A standard craniomedial approach at the level of the fracture site was used to remove the sequestrum and to debride the fracture fragments ([Fig. 3A]).[33] The proximal radius fragment was too small and friable to be used for fixation. The fracture site was swabbed for bacterial culture and susceptibility testing. A second incision extending from the proximal olecranon to the ulnar styloid was then made on the lateral side. After caudal retraction of the flexor carpi ulnaris muscle and cranial retraction of the ulnaris lateralis muscle, the fracture was manually realigned, but no attempt was made to reduce the radial head. An 11-hole titanium advanced locking plate (ALPS 6.5, Kyon, Zurich, Switzerland) was applied in bridging fashion to the proximal ulnar fragment with three 2.4-mm locking screws in the three most proximal plate holes. A fourth screw was inserted in the mid-shaft of the distal ulnar fragment. Three 2.4-mm locking screws were inserted in the distal most holes of the plate through the distal ulna to engage the distal radial fragment ([Fig. 3B]). A recombinant bone morphogenetic protein‐2 (rhBMP‐2) graft was prepared according to the manufacturer's instructions by applying 1.4 mL of solution to an absorbable collagen sponge (TruScient; Zoetis Inc., Madison, New Jersey, United States), which was left to soak for 15 minutes before application. Two-thirds of the prepared sponge were inserted into the radius and ulna fracture sites ([Fig. 3C]). The tissue layers were routinely closed, and a modified Robert Jones bandage was applied to the limb.

Zoom Image
Fig. 3 Intraoperative images. (A) Removal of the sequestrum via a craniomedial approach. (B) Application of the twisted bone plate on the lateral surface of the ulna. (C) Application of the recombinant bone morphogenetic protein‐2 graft delivered in an absorbable collagen sponge (yellow arrow). Note the tip of two screws protruding from the medial cortex of the distal radius, confirming proper orientation of the screws through the distal ulna (green arrows).

Postoperative radiographic views showed appropriate implant positioning and satisfactory alignment of the radius and ulnar fracture segments, with the exception of a mild recurvatum ([Fig. 4A]). A 3-mm gap was evident between the proximal and distal fracture fragments. The overall length of the radius from the radial head to the radiocarpal joint was 6.45 cm, compared with 7.5 cm in the contralateral limb ([Fig. 4B] and [C]).

Zoom Image
Fig. 4 Immediate postoperative radiographs showing proper implant positioning and alignment (A). Fourteen percent length discrepancy is evident between the operated limb (B) and the contralateral limb (C).

The dog was hospitalized for 1 week after surgery. Amoxicillin with clavulanic acid (Synulox: Pfizer, Rome, Italy, 20 mg/ kg orally TID) was administered for 5 days postoperatively and was then discontinued because bacteriological culture results were negative. Meloxicam (Metacam: Boehringer Ingelheim Vetmedica GmbH, Ingelheim, Germany, 0.1 mg/kg orally) was administered once daily for 1 week and then on alternate days for another 2 weeks. The bandage was removed 2 days after surgery to assess wound healing, which proceeded uneventfully, and then replaced. The dog was discharged 7 days after surgery with instructions to restrict activity to in-house confinement and short leash walks for 4 weeks, after which time the amount of exercise was gradually increased. Wound healing was uneventful and the skin sutures and bandage were removed 12 days postoperatively.

________

The problem ▸
Reproduce the fracture repair passage word for word from "Postoperative radiographic views" to "contralateral limb (C).". Nothing here depends on the listing.

________

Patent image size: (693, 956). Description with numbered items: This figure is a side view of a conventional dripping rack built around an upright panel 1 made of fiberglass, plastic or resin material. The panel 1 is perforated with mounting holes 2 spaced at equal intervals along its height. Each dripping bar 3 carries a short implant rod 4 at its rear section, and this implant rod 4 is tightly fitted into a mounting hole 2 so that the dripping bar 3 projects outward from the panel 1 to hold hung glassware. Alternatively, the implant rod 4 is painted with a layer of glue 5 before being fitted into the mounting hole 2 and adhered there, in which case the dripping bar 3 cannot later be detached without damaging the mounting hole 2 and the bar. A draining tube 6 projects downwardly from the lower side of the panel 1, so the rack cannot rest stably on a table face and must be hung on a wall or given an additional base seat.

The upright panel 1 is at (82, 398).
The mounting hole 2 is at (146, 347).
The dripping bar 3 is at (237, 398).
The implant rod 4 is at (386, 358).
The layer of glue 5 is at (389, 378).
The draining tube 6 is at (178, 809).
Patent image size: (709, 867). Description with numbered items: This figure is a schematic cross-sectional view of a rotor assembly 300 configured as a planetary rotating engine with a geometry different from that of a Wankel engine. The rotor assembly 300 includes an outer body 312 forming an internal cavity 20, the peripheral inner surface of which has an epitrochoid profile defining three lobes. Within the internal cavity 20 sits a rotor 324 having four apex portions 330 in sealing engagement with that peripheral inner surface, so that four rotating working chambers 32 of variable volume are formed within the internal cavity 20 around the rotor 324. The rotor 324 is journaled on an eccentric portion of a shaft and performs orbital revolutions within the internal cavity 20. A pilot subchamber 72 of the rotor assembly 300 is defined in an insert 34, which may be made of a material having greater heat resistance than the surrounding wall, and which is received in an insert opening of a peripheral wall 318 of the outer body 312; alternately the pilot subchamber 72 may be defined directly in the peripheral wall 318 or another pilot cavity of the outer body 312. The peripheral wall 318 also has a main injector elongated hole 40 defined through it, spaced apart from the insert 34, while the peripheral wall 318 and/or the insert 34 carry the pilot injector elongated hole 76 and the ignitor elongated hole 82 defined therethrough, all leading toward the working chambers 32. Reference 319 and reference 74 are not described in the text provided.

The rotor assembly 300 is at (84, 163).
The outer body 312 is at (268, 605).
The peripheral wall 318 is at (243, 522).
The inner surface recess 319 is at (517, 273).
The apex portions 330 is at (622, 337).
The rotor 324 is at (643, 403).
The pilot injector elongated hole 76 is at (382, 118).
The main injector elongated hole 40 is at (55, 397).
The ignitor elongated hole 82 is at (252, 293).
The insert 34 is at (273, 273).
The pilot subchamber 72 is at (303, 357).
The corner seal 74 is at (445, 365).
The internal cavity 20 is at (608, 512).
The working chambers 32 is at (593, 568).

________

Reply ▸
Postoperative radiographic views showed appropriate implant positioning and satisfactory alignment of the radius and ulnar fracture segments, with the exception of a mild recurvatum ([Fig. 4A]). A 3-mm gap was evident between the proximal and distal fracture fragments. The overall length of the radius from the radial head to the radiocarpal joint was 6.45 cm, compared with 7.5 cm in the contralateral limb ([Fig. 4B] and [C]).

Zoom Image
Fig. 4 Immediate postoperative radiographs showing proper implant positioning and alignment (A). Fourteen percent length discrepancy is evident between the operated limb (B) and the contralateral limb (C).